**Requirements**:
Keep only the lines where "text" appears.

**Material to process**:
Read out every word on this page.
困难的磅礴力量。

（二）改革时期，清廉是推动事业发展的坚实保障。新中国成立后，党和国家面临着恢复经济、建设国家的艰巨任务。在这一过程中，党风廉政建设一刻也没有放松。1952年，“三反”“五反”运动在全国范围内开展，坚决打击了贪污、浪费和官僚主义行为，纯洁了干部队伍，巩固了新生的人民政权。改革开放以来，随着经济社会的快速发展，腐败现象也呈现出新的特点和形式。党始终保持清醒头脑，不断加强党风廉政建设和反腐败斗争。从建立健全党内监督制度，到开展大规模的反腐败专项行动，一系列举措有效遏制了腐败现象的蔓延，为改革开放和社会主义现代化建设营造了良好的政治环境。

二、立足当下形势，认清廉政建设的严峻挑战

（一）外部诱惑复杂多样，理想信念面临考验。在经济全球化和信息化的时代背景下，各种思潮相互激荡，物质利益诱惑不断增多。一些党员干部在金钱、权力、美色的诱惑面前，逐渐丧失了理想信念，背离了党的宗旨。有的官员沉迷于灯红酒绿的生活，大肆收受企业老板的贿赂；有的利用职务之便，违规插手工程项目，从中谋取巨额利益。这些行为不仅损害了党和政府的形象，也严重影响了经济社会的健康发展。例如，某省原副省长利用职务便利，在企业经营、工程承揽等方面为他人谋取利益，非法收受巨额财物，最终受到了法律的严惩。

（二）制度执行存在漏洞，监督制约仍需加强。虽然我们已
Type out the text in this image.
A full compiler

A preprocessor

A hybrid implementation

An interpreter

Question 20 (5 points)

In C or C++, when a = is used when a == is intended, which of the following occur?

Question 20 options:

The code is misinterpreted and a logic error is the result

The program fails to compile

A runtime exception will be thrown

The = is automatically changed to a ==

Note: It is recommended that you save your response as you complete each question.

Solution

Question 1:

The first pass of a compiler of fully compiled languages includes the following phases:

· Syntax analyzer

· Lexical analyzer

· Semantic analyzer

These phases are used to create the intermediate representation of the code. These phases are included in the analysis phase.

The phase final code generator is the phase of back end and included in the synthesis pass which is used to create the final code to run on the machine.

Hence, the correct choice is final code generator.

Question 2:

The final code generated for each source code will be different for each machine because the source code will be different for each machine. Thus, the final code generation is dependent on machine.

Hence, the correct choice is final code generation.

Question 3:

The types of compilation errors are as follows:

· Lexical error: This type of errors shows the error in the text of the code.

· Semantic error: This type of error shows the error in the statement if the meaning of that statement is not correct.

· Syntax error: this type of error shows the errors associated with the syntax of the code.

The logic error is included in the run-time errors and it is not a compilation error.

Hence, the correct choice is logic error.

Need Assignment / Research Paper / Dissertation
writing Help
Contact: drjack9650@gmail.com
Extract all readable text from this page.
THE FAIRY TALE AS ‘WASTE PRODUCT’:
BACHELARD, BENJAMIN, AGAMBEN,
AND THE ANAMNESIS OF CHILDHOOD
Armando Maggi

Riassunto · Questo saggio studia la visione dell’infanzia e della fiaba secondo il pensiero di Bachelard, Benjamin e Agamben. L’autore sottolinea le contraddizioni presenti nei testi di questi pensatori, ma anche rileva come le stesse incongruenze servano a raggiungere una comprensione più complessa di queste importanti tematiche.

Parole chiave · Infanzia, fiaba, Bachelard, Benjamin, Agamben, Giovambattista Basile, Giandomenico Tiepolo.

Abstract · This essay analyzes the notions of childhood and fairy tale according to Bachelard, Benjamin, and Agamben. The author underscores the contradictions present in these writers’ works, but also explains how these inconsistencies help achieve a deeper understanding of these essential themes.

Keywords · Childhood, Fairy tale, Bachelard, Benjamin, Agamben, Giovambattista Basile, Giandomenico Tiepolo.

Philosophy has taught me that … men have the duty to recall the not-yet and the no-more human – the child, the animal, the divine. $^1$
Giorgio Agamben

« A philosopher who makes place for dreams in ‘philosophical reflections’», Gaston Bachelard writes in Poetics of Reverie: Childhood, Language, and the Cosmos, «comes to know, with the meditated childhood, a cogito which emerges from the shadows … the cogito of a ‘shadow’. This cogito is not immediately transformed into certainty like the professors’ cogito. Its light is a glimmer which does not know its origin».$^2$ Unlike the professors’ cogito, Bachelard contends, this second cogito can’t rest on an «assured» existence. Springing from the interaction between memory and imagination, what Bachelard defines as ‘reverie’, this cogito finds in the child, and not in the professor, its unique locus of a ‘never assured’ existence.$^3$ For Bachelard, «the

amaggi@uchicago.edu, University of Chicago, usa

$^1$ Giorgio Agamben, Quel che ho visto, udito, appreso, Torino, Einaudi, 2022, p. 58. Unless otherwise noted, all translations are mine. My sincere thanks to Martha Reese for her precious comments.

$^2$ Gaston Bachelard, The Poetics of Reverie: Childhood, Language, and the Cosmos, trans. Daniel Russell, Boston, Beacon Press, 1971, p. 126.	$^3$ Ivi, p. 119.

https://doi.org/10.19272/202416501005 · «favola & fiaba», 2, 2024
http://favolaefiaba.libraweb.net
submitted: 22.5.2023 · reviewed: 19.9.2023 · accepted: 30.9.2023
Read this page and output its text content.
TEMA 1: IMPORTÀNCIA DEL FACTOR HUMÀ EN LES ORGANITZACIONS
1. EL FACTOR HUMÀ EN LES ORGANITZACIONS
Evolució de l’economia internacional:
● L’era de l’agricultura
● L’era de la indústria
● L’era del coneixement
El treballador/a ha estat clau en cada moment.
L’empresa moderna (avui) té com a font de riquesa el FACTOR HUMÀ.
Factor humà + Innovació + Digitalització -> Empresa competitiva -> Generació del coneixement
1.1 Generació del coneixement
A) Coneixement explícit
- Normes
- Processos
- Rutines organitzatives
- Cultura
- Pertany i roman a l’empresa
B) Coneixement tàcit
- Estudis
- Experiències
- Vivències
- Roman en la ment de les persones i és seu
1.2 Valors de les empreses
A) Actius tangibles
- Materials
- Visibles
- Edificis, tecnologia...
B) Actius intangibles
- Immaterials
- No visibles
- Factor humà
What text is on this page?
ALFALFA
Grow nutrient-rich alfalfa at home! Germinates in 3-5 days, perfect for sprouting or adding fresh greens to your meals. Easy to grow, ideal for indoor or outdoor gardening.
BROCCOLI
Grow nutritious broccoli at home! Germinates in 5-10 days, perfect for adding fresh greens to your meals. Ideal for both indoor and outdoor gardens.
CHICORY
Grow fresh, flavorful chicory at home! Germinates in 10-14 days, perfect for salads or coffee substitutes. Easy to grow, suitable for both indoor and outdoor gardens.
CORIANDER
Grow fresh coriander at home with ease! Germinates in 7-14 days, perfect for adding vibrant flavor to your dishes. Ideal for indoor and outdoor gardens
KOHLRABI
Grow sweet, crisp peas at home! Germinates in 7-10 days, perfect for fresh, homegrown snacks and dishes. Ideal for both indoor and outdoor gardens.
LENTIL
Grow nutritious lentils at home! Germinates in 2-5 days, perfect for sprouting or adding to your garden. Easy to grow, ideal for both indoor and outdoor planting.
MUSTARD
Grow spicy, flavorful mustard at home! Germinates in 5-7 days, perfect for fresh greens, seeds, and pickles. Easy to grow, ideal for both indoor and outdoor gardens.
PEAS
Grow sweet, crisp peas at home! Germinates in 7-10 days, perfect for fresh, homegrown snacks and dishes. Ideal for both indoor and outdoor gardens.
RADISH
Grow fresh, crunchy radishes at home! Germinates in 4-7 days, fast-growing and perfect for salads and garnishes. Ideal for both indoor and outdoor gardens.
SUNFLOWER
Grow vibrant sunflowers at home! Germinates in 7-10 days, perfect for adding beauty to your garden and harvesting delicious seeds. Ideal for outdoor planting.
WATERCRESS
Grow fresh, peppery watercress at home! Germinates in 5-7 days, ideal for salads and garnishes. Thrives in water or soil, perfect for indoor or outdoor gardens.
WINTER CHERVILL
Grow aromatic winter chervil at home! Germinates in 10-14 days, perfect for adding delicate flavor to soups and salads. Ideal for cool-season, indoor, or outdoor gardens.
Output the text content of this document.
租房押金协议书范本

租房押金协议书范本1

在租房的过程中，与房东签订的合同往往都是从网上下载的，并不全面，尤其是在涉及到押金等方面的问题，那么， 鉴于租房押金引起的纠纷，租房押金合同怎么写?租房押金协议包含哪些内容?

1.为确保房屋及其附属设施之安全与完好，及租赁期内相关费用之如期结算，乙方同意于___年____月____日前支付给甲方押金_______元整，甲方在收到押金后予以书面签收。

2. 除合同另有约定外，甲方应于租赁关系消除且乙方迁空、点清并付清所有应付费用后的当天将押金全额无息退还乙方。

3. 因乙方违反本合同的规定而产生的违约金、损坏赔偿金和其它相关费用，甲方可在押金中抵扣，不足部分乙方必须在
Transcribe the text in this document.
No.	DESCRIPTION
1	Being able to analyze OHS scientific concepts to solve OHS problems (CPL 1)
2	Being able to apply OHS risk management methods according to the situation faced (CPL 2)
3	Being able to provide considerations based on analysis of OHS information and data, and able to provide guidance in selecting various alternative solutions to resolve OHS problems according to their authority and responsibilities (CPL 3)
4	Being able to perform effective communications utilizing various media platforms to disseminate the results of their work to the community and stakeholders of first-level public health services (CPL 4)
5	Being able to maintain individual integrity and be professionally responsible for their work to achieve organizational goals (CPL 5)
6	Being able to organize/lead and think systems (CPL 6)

**Written answer**:
Type out the text in this image.
· Lexical error: This type of errors shows the error in the text of the code.
Extract all readable text from this page.
Read this page and output its text content.
What text is on this page?
Output the text content of this document.
Transcribe the text in this document.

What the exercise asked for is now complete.